§ **Exercise description**: Exact repetition is required: output every record in full.

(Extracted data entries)
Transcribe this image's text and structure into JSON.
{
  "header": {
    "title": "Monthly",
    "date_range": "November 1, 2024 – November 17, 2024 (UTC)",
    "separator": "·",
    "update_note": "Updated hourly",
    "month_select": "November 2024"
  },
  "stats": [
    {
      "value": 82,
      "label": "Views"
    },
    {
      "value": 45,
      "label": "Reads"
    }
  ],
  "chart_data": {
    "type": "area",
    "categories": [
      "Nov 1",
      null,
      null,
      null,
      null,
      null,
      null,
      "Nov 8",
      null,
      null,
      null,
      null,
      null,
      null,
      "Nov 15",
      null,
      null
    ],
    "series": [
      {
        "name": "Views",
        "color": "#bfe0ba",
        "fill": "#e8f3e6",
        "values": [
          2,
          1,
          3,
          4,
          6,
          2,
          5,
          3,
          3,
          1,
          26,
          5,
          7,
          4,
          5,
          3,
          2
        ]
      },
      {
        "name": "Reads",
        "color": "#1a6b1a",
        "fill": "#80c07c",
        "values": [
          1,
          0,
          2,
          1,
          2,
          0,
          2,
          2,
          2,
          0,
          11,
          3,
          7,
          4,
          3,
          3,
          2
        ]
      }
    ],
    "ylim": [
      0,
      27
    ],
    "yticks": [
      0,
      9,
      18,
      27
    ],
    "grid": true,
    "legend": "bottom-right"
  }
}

§ **Solution for this problem**:
Transcribe this image's text and structure into JSON.
{
  "header": {
    "title": "Monthly",
    "date_range": "November 1, 2024 – November 17, 2024 (UTC)",
    "separator": "·",
    "update_note": "Updated hourly",
    "month_select": "November 2024"
  },
  "stats": [
    {
      "value": 82,
      "label": "Views"
    },
    {
      "value": 45,
      "label": "Reads"
    }
  ],
  "chart_data": {
    "type": "area",
    "categories": [
      "Nov 1",
      null,
      null,
      null,
      null,
      null,
      null,
      "Nov 8",
      null,
      null,
      null,
      null,
      null,
      null,
      "Nov 15",
      null,
      null
    ],
    "series": [
      {
        "name": "Views",
        "color": "#bfe0ba",
        "fill": "#e8f3e6",
        "values": [
          2,
          1,
          3,
          4,
          6,
          2,
          5,
          3,
          3,
          1,
          26,
          5,
          7,
          4,
          5,
          3,
          2
        ]
      },
      {
        "name": "Reads",
        "color": "#1a6b1a",
        "fill": "#80c07c",
        "values": [
          1,
          0,
          2,
          1,
          2,
          0,
          2,
          2,
          2,
          0,
          11,
          3,
          7,
          4,
          3,
          3,
          2
        ]
      }
    ],
    "ylim": [
      0,
      27
    ],
    "yticks": [
      0,
      9,
      18,
      27
    ],
    "grid": true,
    "legend": "bottom-right"
  }
}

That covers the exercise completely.